→ Work instructions
Output the data that follows exactly, line for line.

→ Material shown

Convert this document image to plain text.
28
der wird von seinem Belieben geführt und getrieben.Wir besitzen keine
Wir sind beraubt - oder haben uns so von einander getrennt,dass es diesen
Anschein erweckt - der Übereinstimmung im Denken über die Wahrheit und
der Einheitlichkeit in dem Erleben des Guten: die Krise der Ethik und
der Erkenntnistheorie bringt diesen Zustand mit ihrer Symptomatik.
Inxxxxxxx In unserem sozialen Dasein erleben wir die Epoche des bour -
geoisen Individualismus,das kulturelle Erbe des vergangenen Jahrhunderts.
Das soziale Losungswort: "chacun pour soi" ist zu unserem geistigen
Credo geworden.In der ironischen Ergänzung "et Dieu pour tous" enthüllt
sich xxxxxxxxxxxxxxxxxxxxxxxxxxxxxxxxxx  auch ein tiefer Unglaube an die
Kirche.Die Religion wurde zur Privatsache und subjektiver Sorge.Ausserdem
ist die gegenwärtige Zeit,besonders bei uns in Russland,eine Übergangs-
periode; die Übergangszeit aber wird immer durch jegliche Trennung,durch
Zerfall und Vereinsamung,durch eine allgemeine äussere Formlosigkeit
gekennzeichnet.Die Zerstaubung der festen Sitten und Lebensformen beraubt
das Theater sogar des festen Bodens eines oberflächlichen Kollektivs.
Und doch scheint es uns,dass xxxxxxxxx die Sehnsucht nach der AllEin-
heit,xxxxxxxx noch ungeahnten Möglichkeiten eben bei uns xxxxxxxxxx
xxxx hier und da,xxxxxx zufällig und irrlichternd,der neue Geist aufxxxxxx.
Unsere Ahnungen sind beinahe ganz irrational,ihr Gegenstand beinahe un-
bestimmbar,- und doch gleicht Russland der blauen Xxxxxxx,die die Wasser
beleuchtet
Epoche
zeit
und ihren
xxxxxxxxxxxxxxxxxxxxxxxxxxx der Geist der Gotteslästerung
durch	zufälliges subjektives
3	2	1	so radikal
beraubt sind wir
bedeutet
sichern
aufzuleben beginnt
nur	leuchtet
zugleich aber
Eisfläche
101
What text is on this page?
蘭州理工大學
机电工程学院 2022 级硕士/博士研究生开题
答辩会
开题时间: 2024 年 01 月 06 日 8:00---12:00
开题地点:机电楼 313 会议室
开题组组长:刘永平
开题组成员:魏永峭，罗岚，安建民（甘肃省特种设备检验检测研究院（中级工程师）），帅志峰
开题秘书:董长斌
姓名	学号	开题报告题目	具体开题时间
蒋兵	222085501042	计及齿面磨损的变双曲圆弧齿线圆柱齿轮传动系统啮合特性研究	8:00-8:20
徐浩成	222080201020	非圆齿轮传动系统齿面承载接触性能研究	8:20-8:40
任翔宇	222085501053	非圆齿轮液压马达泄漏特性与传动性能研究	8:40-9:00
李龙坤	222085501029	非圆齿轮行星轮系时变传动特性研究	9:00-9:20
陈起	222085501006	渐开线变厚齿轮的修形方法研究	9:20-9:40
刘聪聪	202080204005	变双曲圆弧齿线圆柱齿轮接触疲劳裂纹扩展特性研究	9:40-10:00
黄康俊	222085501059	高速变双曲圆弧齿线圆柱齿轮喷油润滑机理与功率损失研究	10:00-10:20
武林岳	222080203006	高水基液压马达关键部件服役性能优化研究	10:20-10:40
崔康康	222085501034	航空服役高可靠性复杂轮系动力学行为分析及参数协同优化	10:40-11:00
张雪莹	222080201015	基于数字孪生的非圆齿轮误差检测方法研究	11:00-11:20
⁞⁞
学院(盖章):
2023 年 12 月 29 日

→ Response
Convert this document image to plain text.
28
der wird von seinem Belieben geführt und getrieben.Wir besitzen keine
Wir sind beraubt - oder haben uns so von einander getrennt,dass es diesen
Anschein erweckt - der Übereinstimmung im Denken über die Wahrheit und
der Einheitlichkeit in dem Erleben des Guten: die Krise der Ethik und
der Erkenntnistheorie bringt diesen Zustand mit ihrer Symptomatik.
Inxxxxxxx In unserem sozialen Dasein erleben wir die Epoche des bour -
geoisen Individualismus,das kulturelle Erbe des vergangenen Jahrhunderts.
Das soziale Losungswort: "chacun pour soi" ist zu unserem geistigen
Credo geworden.In der ironischen Ergänzung "et Dieu pour tous" enthüllt
sich xxxxxxxxxxxxxxxxxxxxxxxxxxxxxxxxxx  auch ein tiefer Unglaube an die
Kirche.Die Religion wurde zur Privatsache und subjektiver Sorge.Ausserdem
ist die gegenwärtige Zeit,besonders bei uns in Russland,eine Übergangs-
periode; die Übergangszeit aber wird immer durch jegliche Trennung,durch
Zerfall und Vereinsamung,durch eine allgemeine äussere Formlosigkeit
gekennzeichnet.Die Zerstaubung der festen Sitten und Lebensformen beraubt
das Theater sogar des festen Bodens eines oberflächlichen Kollektivs.
Und doch scheint es uns,dass xxxxxxxxx die Sehnsucht nach der AllEin-
heit,xxxxxxxx noch ungeahnten Möglichkeiten eben bei uns xxxxxxxxxx
xxxx hier und da,xxxxxx zufällig und irrlichternd,der neue Geist aufxxxxxx.
Unsere Ahnungen sind beinahe ganz irrational,ihr Gegenstand beinahe un-
bestimmbar,- und doch gleicht Russland der blauen Xxxxxxx,die die Wasser
beleuchtet
Epoche
zeit
und ihren
xxxxxxxxxxxxxxxxxxxxxxxxxxx der Geist der Gotteslästerung
durch	zufälliges subjektives
3	2	1	so radikal
beraubt sind wir
bedeutet
sichern
aufzuleben beginnt
nur	leuchtet
zugleich aber
Eisfläche
101
What text is on this page?
蘭州理工大學
机电工程学院 2022 级硕士/博士研究生开题
答辩会
开题时间: 2024 年 01 月 06 日 8:00---12:00
开题地点:机电楼 313 会议室
开题组组长:刘永平
开题组成员:魏永峭，罗岚，安建民（甘肃省特种设备检验检测研究院（中级工程师）），帅志峰
开题秘书:董长斌
姓名	学号	开题报告题目	具体开题时间
蒋兵	222085501042	计及齿面磨损的变双曲圆弧齿线圆柱齿轮传动系统啮合特性研究	8:00-8:20
徐浩成	222080201020	非圆齿轮传动系统齿面承载接触性能研究	8:20-8:40
任翔宇	222085501053	非圆齿轮液压马达泄漏特性与传动性能研究	8:40-9:00
李龙坤	222085501029	非圆齿轮行星轮系时变传动特性研究	9:00-9:20
陈起	222085501006	渐开线变厚齿轮的修形方法研究	9:20-9:40
刘聪聪	202080204005	变双曲圆弧齿线圆柱齿轮接触疲劳裂纹扩展特性研究	9:40-10:00
黄康俊	222085501059	高速变双曲圆弧齿线圆柱齿轮喷油润滑机理与功率损失研究	10:00-10:20
武林岳	222080203006	高水基液压马达关键部件服役性能优化研究	10:20-10:40
崔康康	222085501034	航空服役高可靠性复杂轮系动力学行为分析及参数协同优化	10:40-11:00
张雪莹	222080201015	基于数字孪生的非圆齿轮误差检测方法研究	11:00-11:20
⁞⁞
学院(盖章):
2023 年 12 月 29 日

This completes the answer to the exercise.